[Work to complete]
Copy each line containing the word "detailGrid" from the records that follow, please.

[Data to use]

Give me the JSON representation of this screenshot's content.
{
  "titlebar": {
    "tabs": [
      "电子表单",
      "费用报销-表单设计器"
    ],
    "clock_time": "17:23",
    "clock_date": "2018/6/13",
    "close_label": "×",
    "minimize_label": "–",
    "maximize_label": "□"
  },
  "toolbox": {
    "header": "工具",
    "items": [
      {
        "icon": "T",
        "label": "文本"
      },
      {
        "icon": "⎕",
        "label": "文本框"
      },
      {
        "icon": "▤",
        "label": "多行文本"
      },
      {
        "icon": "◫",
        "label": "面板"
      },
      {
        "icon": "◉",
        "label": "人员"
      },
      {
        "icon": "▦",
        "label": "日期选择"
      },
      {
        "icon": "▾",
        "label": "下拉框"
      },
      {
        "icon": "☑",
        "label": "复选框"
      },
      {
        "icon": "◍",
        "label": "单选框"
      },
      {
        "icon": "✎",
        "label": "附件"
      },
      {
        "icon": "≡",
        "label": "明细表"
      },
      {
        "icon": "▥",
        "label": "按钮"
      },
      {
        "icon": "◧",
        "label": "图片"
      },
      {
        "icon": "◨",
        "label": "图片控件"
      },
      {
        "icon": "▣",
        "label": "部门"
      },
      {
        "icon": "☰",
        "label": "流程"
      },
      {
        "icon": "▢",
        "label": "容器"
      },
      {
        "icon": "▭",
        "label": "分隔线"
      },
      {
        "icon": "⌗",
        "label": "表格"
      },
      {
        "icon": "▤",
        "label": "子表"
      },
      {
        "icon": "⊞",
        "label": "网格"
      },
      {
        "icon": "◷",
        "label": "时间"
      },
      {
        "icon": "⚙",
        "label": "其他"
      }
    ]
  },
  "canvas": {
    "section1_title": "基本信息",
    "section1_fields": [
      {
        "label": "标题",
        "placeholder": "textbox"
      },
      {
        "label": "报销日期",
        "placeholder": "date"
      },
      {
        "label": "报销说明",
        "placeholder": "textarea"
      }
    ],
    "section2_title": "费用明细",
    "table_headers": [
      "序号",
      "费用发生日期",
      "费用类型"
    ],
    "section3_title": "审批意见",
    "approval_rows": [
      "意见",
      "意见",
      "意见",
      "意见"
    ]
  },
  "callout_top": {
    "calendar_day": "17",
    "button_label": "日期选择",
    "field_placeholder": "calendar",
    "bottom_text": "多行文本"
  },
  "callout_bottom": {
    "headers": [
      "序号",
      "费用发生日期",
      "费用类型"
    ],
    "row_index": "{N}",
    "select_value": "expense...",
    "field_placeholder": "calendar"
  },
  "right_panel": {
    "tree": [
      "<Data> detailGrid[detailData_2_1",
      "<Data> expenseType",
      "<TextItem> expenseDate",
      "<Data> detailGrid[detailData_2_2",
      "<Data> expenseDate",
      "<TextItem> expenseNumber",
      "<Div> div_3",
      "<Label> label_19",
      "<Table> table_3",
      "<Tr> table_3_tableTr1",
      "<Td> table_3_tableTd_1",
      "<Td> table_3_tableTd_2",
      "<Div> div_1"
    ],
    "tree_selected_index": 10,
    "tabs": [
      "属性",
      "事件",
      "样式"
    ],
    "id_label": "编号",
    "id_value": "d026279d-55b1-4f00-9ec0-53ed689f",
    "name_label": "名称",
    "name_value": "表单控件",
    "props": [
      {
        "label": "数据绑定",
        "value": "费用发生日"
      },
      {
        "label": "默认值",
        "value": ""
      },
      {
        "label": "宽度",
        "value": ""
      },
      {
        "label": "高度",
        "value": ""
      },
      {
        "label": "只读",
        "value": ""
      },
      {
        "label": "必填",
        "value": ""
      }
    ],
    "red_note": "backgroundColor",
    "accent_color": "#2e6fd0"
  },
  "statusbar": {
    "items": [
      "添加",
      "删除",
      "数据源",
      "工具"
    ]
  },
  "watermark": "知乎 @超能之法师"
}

[Written solution]
      "<Data> detailGrid[detailData_2_1",
      "<Data> detailGrid[detailData_2_2",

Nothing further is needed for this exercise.